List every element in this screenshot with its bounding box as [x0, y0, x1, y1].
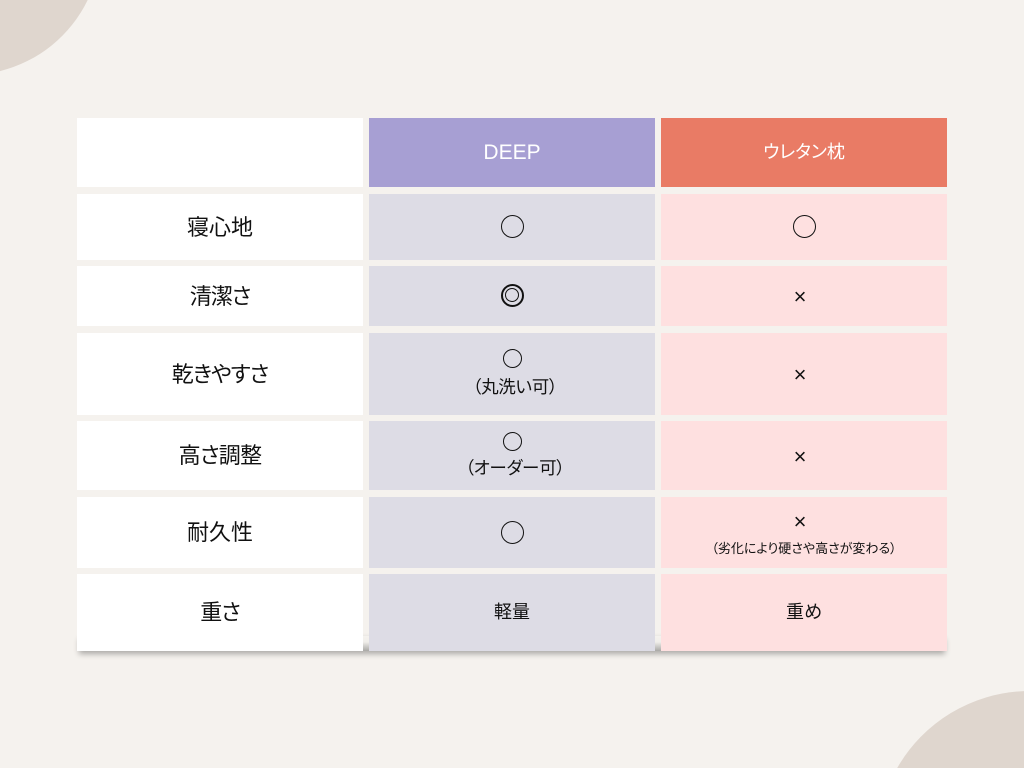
urethane drying: cross: ×: [794, 362, 806, 387]
urethane drying: cross: [661, 333, 947, 415]
row label: cleanliness: 清潔さ: [190, 284, 250, 308]
DEEP height: circle, made to order: [369, 421, 655, 490]
DEEP drying: circle, washable: （丸洗い可）: [473, 377, 557, 397]
DEEP sleep comfort: circle: [369, 194, 655, 260]
urethane durability: cross with note: （劣化により硬さや高さが変わる）: [711, 541, 897, 556]
decorative circle: top left: [0, 0, 88, 71]
DEEP cleanliness: double circle: [369, 266, 655, 326]
row label: ease of drying: [77, 333, 363, 415]
table shadow: [79, 636, 945, 651]
row label: cleanliness: [77, 266, 363, 326]
urethane durability: cross with note: [661, 497, 947, 568]
DEEP height: circle, made to order: （オーダー可）: [465, 458, 565, 478]
DEEP weight: light: 軽量: [494, 602, 530, 622]
row label: height adjustment: [77, 421, 363, 490]
row label: durability: [77, 497, 363, 568]
urethane cleanliness: cross: ×: [794, 284, 806, 309]
header: blank cell: [77, 118, 363, 187]
row label: sleep comfort: [77, 194, 363, 260]
urethane weight: heavy: [661, 574, 947, 651]
decorative circle: bottom right: [897, 691, 1024, 768]
row label: ease of drying: 乾きやすさ: [172, 362, 268, 386]
urethane durability: cross with note: ×: [794, 509, 806, 534]
urethane height: cross: ×: [794, 444, 806, 468]
row label: weight: 重さ: [200, 600, 240, 625]
header: DEEP: DEEP: [483, 140, 541, 164]
row label: durability: 耐久性: [187, 520, 253, 545]
DEEP durability: circle: [369, 497, 655, 568]
urethane height: cross: [661, 421, 947, 490]
row label: height adjustment: 高さ調整: [179, 443, 261, 468]
header: DEEP: [369, 118, 655, 187]
urethane sleep comfort: circle: [661, 194, 947, 260]
header: urethane pillow: ウレタン枕: [763, 142, 845, 162]
header: urethane pillow: [661, 118, 947, 187]
DEEP weight: light: [369, 574, 655, 651]
row label: weight: [77, 574, 363, 651]
row label: sleep comfort: 寝心地: [187, 214, 253, 240]
DEEP drying: circle, washable: [369, 333, 655, 415]
urethane cleanliness: cross: [661, 266, 947, 326]
urethane weight: heavy: 重め: [786, 602, 822, 622]
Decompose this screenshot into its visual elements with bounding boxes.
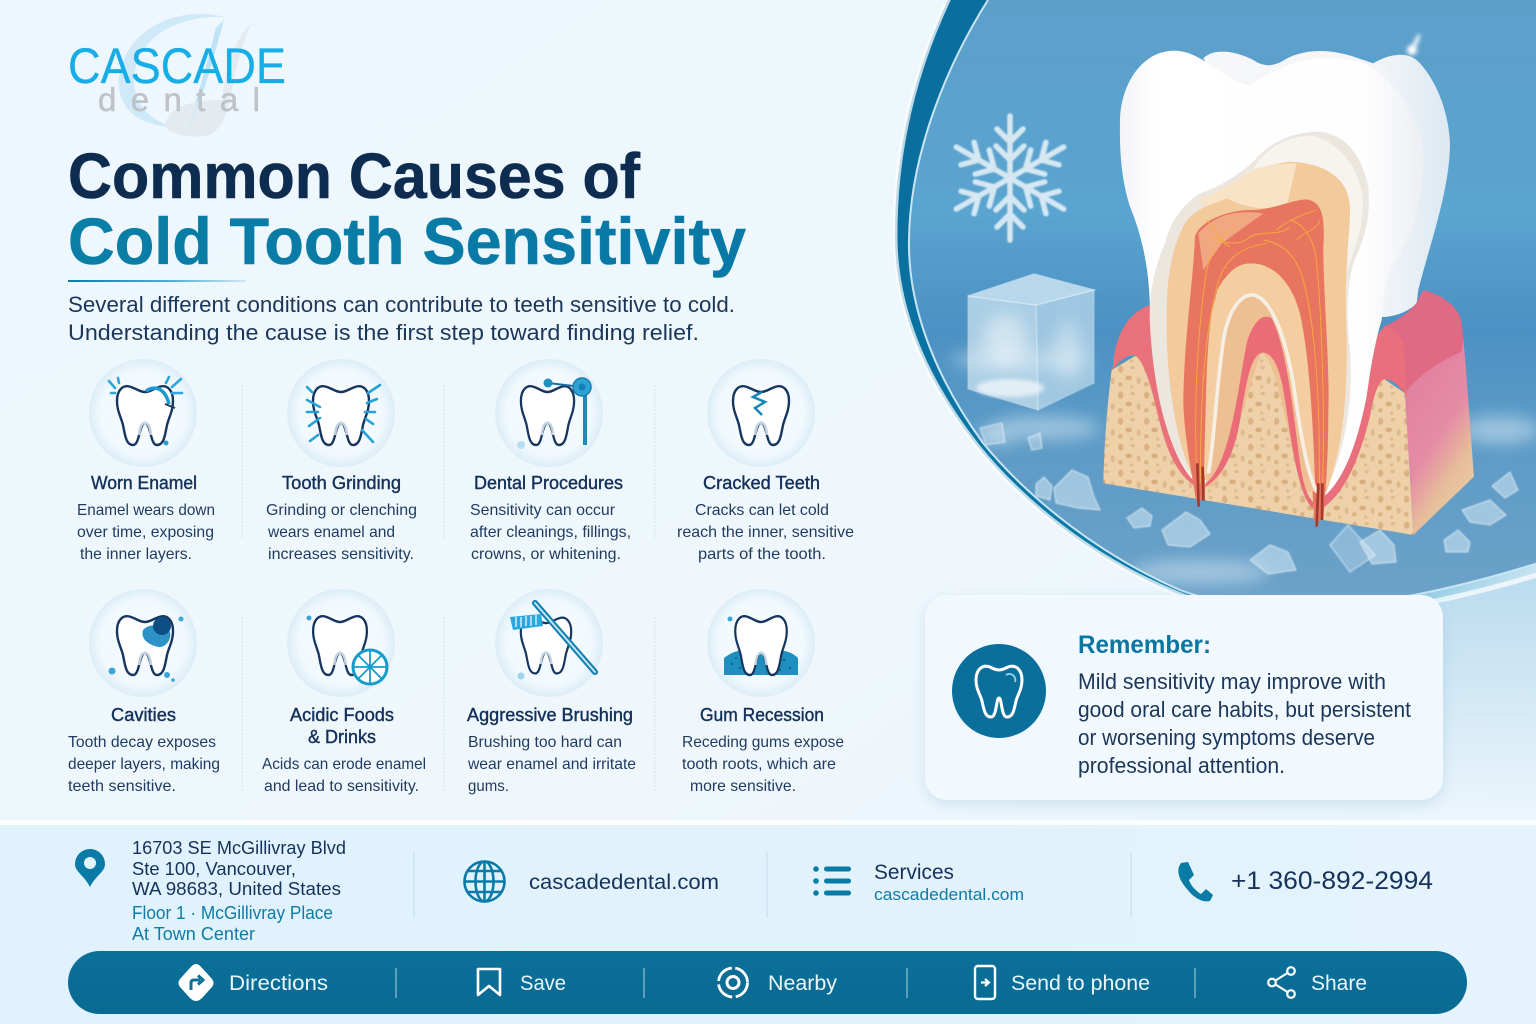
callout: Remember: Remember: xyxy=(1078,631,1211,659)
title underline xyxy=(68,280,246,282)
action: Directions: Directions xyxy=(229,972,328,995)
dentin xyxy=(1167,162,1350,492)
cause: Cavities xyxy=(68,589,220,795)
callout: Remember: professional attention. xyxy=(1078,753,1285,778)
action: Nearby: Nearby xyxy=(768,972,838,995)
cause: Acidic Foods and Drinks: Acids can erode enamel xyxy=(262,756,426,773)
cause: Dental Procedures: after cleanings, fillings, xyxy=(470,524,631,541)
cause: Gum Recession: Gum Recession xyxy=(700,705,824,725)
contact: address: 16703 SE McGillivray Blvd xyxy=(132,838,346,858)
cause: Aggressive Brushing: Aggressive Brushing xyxy=(467,705,633,725)
logo: Cascade Dental xyxy=(68,14,286,136)
cause: Tooth Grinding: Grinding or clenching xyxy=(266,502,417,519)
contact: address: At Town Center xyxy=(132,924,255,944)
cause: Gum Recession: tooth roots, which are xyxy=(682,756,836,773)
contact: address: Ste 100, Vancouver, xyxy=(132,859,296,879)
action: Save: Save xyxy=(520,972,566,995)
cause: Gum Recession: Receding gums expose xyxy=(682,734,844,751)
logo: Cascade Dental: dental xyxy=(98,81,260,118)
action: Save xyxy=(478,969,566,995)
contact: website: cascadedental.com xyxy=(529,871,719,894)
cause: Aggressive Brushing: gums. xyxy=(468,778,509,795)
contact: phone: +1 360-892-2994 xyxy=(1231,867,1433,895)
callout: Remember: or worsening symptoms deserve xyxy=(1078,725,1375,750)
cause: Cavities: Cavities xyxy=(111,705,176,725)
callout: Remember xyxy=(925,595,1443,800)
callout: Remember: Mild sensitivity may improve with xyxy=(1078,669,1386,694)
central bone xyxy=(1205,353,1313,518)
title xyxy=(68,140,746,278)
contact: phone xyxy=(1178,862,1433,901)
cause: Tooth Grinding: Tooth Grinding xyxy=(282,473,401,493)
contact: services: cascadedental.com xyxy=(874,885,1024,904)
ice shards xyxy=(980,423,1518,574)
inner dentin arch xyxy=(1204,263,1315,492)
action: Directions xyxy=(178,964,328,1001)
footer band xyxy=(0,820,1536,1024)
pulp chamber xyxy=(1183,199,1329,522)
bone side face xyxy=(1404,290,1474,535)
icon: phone handset xyxy=(1178,862,1213,901)
contact: services: Services xyxy=(874,861,954,884)
contact: website xyxy=(464,861,719,902)
cause: Dental Procedures: crowns, or whitening. xyxy=(471,546,621,563)
callout: Remember: good oral care habits, but persistent xyxy=(1078,697,1411,722)
nerves and root canals xyxy=(1196,210,1323,487)
action bar xyxy=(68,951,1467,1014)
left gum xyxy=(1112,305,1194,484)
back crown xyxy=(1203,51,1450,317)
cause: Gum Recession xyxy=(682,589,844,795)
cause: Acidic Foods and Drinks: Acidic Foods xyxy=(290,705,394,725)
cause: Gum Recession: more sensitive. xyxy=(690,778,796,795)
icon: map pin xyxy=(75,849,105,887)
tooth model xyxy=(1103,51,1474,535)
floor frost xyxy=(950,350,1536,584)
cause: Cavities: Tooth decay exposes xyxy=(68,734,216,751)
cause: Tooth Grinding: increases sensitivity. xyxy=(268,546,414,563)
contact: address: Floor 1 · McGillivray Place xyxy=(132,903,333,923)
cause: Cavities: deeper layers, making xyxy=(68,756,220,773)
notch white line xyxy=(1208,295,1317,493)
action: Share xyxy=(1268,967,1367,998)
title: Common Causes of xyxy=(68,140,641,212)
cause: Tooth Grinding xyxy=(266,359,417,563)
sparkle xyxy=(1407,33,1422,55)
cause: Acidic Foods and Drinks xyxy=(262,589,426,795)
cause: Worn Enamel: Enamel wears down xyxy=(77,502,215,519)
cause: Aggressive Brushing: wear enamel and irritate xyxy=(467,756,636,773)
soft blue glow right of callout xyxy=(1400,560,1536,822)
cause: Cracked Teeth: Cracks can let cold xyxy=(695,502,829,519)
contact: services xyxy=(813,861,1024,904)
contact: address: WA 98683, United States xyxy=(132,879,341,899)
cause: Cracked Teeth: Cracked Teeth xyxy=(703,473,820,493)
bone front xyxy=(1103,350,1413,535)
intro text: Understanding the cause is the first step toward finding relief. xyxy=(68,320,699,345)
right gum front xyxy=(1323,327,1407,507)
cause: Worn Enamel: Worn Enamel xyxy=(91,473,197,493)
hero photo ring xyxy=(895,0,1536,616)
cause: Aggressive Brushing xyxy=(467,589,636,795)
cause: Dental Procedures xyxy=(470,359,631,563)
cause: Aggressive Brushing: Brushing too hard can xyxy=(468,734,622,751)
central gum xyxy=(1205,317,1314,508)
cause: Worn Enamel: the inner layers. xyxy=(80,546,192,563)
right gum block xyxy=(1383,290,1463,393)
cause: Tooth Grinding: wears enamel and xyxy=(267,524,395,541)
title: Cold Tooth Sensitivity xyxy=(68,204,746,278)
action: Send to phone xyxy=(975,966,1150,999)
cause: Worn Enamel: over time, exposing xyxy=(77,524,214,541)
front crown xyxy=(1120,50,1382,496)
action: Share: Share xyxy=(1311,972,1367,995)
cause: Acidic Foods and Drinks: and lead to sensitivity. xyxy=(264,778,419,795)
intro text: Several different conditions can contribute to teeth sensitive to cold. xyxy=(68,292,735,317)
cause: Cracked Teeth xyxy=(677,359,854,563)
ice cube xyxy=(968,274,1094,410)
enamel section xyxy=(1150,132,1369,495)
cause: Worn Enamel xyxy=(77,359,215,563)
cause: Cracked Teeth: reach the inner, sensitive xyxy=(677,524,854,541)
notch interior xyxy=(1205,296,1314,492)
logo: Cascade Dental: CASCADE xyxy=(68,38,286,94)
cause: Cracked Teeth: parts of the tooth. xyxy=(698,546,826,563)
intro text xyxy=(68,292,735,345)
hero illustration: cross-section tooth with ice xyxy=(880,0,1536,630)
icon: tooth in circle xyxy=(952,644,1046,738)
action: Nearby xyxy=(718,968,838,997)
cause: Cavities: teeth sensitive. xyxy=(68,778,176,795)
action: Send to phone: Send to phone xyxy=(1011,972,1150,995)
cause: Dental Procedures: Sensitivity can occur xyxy=(470,502,616,519)
icon: globe xyxy=(464,861,504,902)
cause: Acidic Foods and Drinks: & Drinks xyxy=(308,727,376,747)
icon: list xyxy=(813,866,851,896)
contact: address xyxy=(75,838,346,944)
cause: Dental Procedures: Dental Procedures xyxy=(474,473,623,493)
snowflake xyxy=(949,116,1071,240)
════
#### [The exercise]
Identify each line of the records above that contains the word "Send" and copy those lines in full.

#### [Reply to the exercise]
action: Send to phone xyxy=(975,966,1150,999)
action: Send to phone: Send to phone xyxy=(1011,972,1150,995)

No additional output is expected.